Copy each line of the records that holds the string "области".

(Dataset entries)
::::::

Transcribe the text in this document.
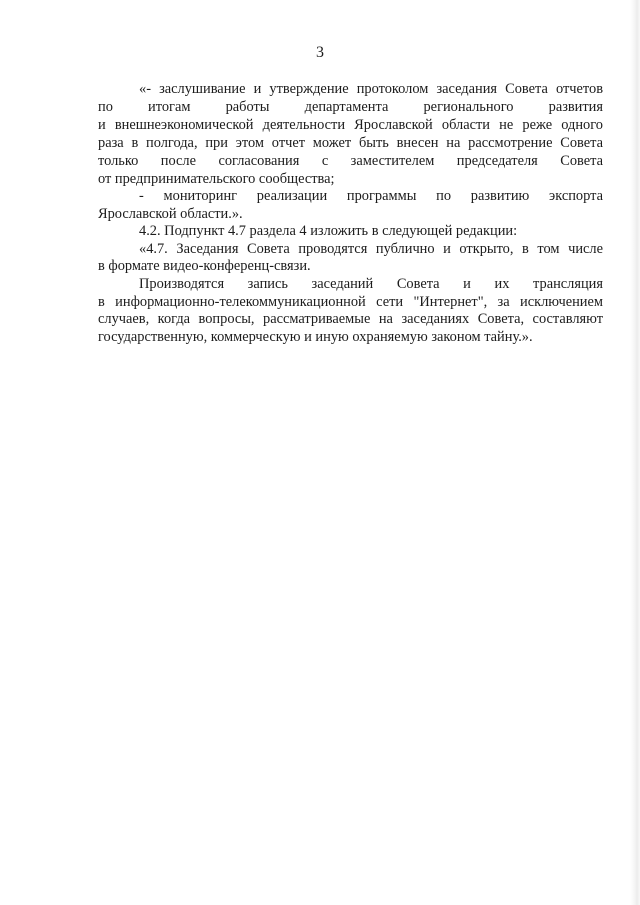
3
«- заслушивание и утверждение протоколом заседания Совета отчетов
по итогам работы департамента регионального развития
и внешнеэкономической деятельности Ярославской области не реже одного
раза в полгода, при этом отчет может быть внесен на рассмотрение Совета
только после согласования с заместителем председателя Совета
от предпринимательского сообщества;
- мониторинг реализации программы по развитию экспорта
Ярославской области.».
4.2. Подпункт 4.7 раздела 4 изложить в следующей редакции:
«4.7. Заседания Совета проводятся публично и открыто, в том числе
в формате видео-конференц-связи.
Производятся запись заседаний Совета и их трансляция
в информационно-телекоммуникационной сети "Интернет", за исключением
случаев, когда вопросы, рассматриваемые на заседаниях Совета, составляют
государственную, коммерческую и иную охраняемую законом тайну.».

::::::

* Response below *
и внешнеэкономической деятельности Ярославской области не реже одного
Ярославской области.».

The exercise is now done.